* START *

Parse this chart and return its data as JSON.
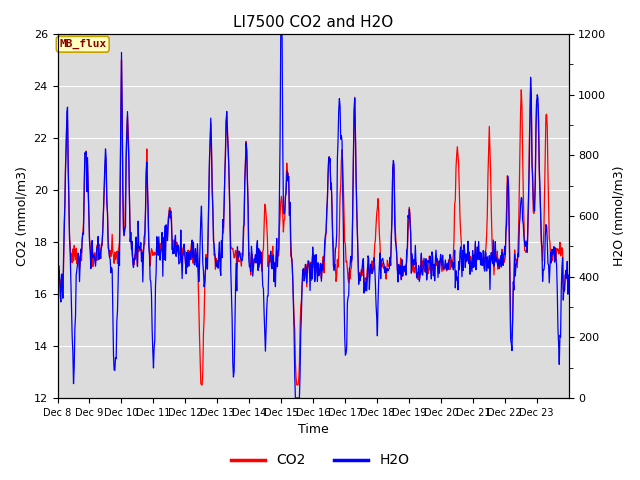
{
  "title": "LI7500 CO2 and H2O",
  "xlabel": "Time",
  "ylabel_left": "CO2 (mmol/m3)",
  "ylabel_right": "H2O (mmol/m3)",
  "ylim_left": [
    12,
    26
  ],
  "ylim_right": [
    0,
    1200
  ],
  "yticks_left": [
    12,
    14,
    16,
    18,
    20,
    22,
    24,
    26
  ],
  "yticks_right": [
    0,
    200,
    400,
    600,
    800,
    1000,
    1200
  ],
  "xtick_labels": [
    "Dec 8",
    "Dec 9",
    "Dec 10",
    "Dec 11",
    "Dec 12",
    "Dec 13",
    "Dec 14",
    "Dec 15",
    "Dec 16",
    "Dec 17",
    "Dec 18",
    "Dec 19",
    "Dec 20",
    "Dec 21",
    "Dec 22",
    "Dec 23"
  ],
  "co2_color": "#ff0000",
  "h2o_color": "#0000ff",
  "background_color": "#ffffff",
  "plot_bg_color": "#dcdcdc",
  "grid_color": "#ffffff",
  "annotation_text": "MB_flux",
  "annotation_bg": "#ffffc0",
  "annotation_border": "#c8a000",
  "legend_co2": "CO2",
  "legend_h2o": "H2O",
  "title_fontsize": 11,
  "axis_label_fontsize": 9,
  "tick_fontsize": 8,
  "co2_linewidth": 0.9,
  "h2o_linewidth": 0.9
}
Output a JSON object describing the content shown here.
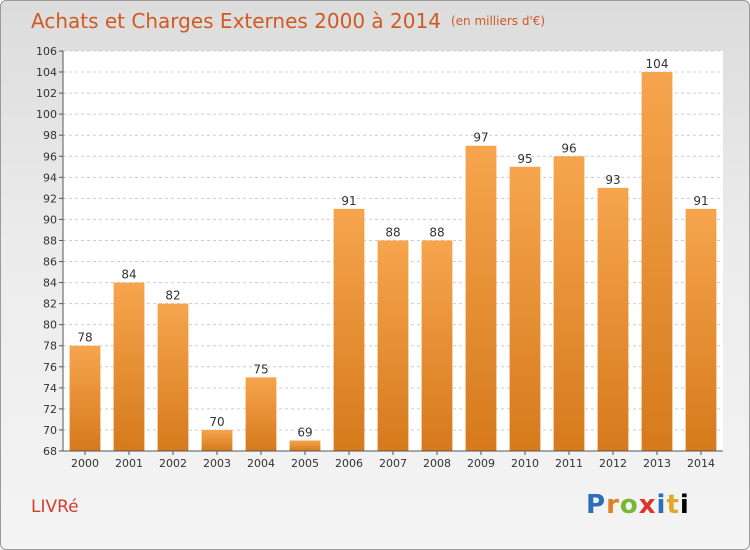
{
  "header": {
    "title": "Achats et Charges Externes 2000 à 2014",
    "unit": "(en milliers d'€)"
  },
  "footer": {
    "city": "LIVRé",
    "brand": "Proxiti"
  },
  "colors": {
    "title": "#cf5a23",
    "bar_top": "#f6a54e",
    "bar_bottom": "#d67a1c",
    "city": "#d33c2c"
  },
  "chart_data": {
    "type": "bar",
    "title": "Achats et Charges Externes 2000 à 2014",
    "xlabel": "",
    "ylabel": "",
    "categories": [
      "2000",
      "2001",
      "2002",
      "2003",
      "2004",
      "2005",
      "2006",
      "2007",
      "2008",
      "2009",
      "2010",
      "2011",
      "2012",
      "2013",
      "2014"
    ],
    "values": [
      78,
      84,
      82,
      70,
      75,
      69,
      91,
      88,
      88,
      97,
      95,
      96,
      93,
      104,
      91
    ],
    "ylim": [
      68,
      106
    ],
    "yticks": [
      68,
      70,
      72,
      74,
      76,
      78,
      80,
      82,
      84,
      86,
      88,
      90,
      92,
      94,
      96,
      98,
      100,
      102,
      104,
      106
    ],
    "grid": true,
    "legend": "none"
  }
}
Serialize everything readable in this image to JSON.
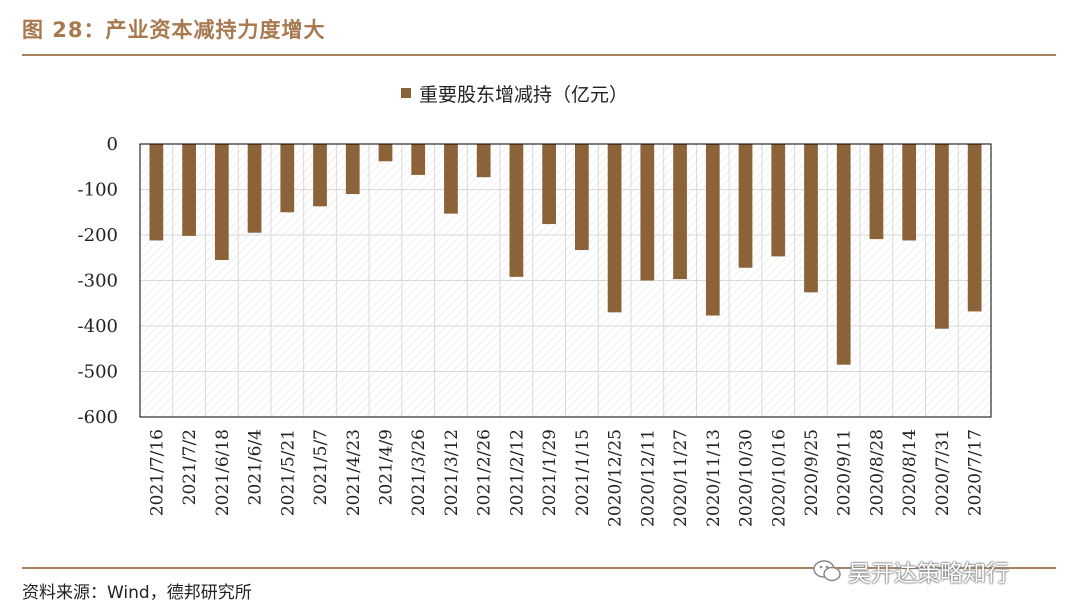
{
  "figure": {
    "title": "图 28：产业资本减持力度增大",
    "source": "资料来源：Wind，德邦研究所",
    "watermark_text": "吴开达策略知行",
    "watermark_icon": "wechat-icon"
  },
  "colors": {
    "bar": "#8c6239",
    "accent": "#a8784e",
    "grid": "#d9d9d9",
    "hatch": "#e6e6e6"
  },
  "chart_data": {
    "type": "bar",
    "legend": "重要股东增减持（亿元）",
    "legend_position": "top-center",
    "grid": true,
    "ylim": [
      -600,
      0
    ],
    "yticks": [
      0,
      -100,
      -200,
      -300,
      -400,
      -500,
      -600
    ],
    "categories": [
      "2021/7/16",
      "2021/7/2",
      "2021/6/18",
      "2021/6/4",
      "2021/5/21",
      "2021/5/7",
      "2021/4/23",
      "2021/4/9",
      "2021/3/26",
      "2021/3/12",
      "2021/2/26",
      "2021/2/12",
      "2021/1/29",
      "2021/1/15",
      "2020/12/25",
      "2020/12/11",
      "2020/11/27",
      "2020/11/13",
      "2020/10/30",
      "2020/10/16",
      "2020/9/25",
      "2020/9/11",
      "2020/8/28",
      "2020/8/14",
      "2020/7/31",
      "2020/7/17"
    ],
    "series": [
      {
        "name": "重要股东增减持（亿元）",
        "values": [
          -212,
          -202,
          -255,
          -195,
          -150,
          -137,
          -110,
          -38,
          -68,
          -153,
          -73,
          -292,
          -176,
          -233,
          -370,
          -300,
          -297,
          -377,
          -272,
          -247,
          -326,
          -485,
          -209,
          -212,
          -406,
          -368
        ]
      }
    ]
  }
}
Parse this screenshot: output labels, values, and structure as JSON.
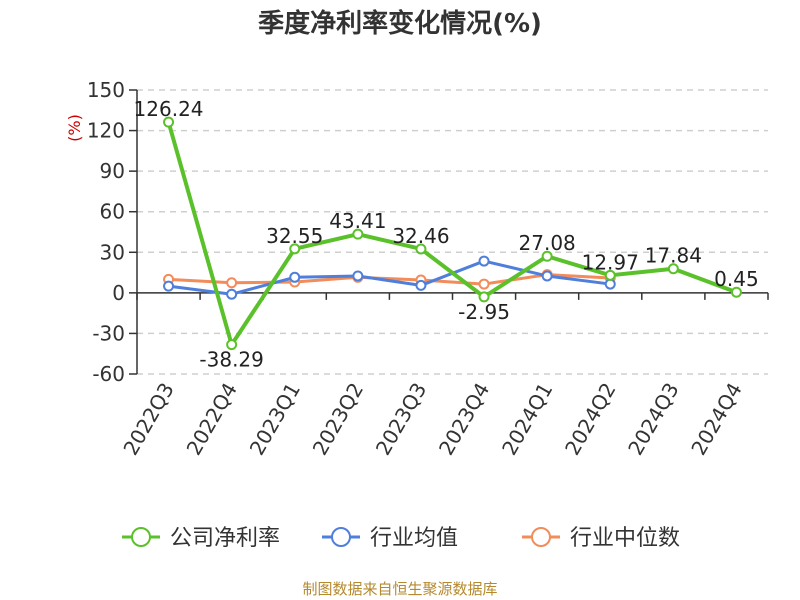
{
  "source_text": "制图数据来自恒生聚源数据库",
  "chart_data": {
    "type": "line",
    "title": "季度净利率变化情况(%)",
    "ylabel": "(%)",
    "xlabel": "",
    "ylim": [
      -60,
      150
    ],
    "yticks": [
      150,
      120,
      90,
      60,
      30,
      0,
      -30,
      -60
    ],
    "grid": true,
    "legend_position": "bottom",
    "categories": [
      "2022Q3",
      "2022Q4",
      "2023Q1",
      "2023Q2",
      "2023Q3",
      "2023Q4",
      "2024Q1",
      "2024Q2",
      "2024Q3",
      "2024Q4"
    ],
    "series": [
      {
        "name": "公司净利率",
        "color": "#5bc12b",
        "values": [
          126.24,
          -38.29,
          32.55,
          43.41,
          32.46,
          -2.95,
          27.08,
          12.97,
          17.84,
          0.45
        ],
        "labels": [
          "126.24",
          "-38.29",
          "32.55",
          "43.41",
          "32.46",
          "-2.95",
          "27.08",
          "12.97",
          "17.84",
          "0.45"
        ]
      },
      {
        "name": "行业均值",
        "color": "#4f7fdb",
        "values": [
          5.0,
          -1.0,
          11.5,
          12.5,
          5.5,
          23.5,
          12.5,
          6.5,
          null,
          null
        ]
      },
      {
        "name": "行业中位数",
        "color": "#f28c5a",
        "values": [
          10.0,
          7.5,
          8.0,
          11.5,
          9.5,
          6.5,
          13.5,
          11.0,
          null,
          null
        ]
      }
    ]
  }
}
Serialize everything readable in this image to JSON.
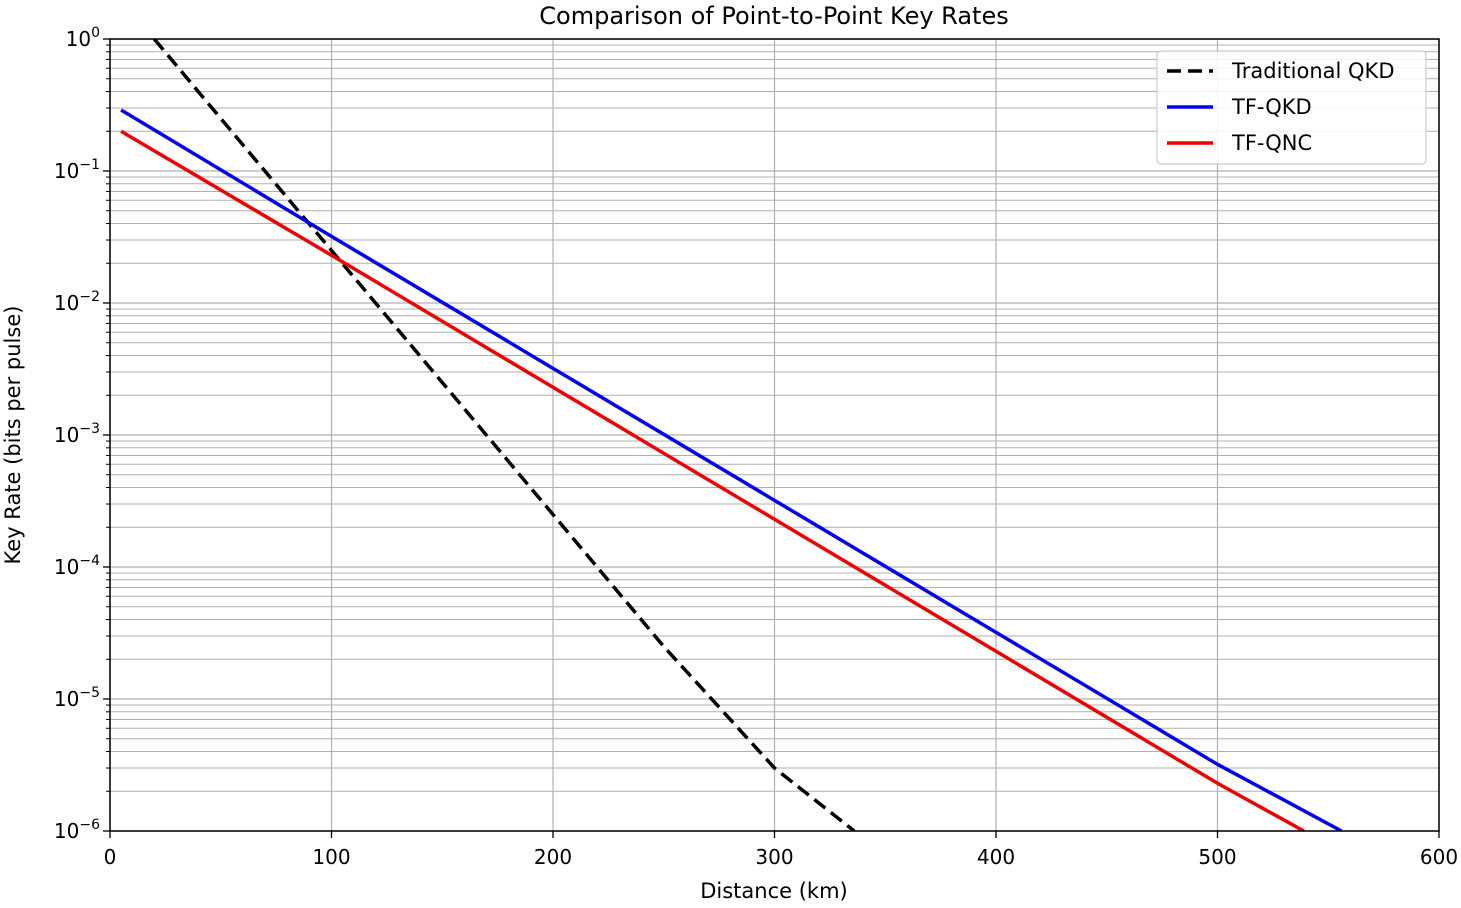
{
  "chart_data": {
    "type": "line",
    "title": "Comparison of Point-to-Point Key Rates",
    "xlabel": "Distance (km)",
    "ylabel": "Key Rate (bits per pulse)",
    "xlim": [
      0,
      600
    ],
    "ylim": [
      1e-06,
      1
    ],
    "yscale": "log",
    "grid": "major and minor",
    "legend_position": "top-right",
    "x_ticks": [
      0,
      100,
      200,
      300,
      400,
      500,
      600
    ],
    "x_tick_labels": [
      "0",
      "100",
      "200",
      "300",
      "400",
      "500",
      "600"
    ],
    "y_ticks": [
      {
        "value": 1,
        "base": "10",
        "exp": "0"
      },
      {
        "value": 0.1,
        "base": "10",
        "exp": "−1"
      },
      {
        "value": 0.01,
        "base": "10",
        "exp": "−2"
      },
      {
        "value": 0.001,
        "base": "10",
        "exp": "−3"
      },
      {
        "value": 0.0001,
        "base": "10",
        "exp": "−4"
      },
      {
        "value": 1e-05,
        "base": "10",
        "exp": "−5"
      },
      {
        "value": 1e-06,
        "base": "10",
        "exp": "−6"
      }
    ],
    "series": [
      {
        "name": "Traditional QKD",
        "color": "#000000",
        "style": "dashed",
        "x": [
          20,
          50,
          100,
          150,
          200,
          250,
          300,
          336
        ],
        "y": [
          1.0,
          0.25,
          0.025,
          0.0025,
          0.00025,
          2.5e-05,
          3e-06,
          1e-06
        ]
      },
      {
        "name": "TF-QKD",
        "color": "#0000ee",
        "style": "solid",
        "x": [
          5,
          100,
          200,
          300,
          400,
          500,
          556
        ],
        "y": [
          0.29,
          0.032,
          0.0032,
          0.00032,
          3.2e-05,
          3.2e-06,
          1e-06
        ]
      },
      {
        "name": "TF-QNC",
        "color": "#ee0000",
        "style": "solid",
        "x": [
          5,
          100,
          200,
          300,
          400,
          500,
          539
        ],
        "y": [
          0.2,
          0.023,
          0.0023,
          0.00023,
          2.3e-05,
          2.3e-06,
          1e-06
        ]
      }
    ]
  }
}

* END *

** PROBLEM TO WORK ON **
Respond with the number of lines containing "JSON" and no additional words.

** EXERCISE SOLUTION **
5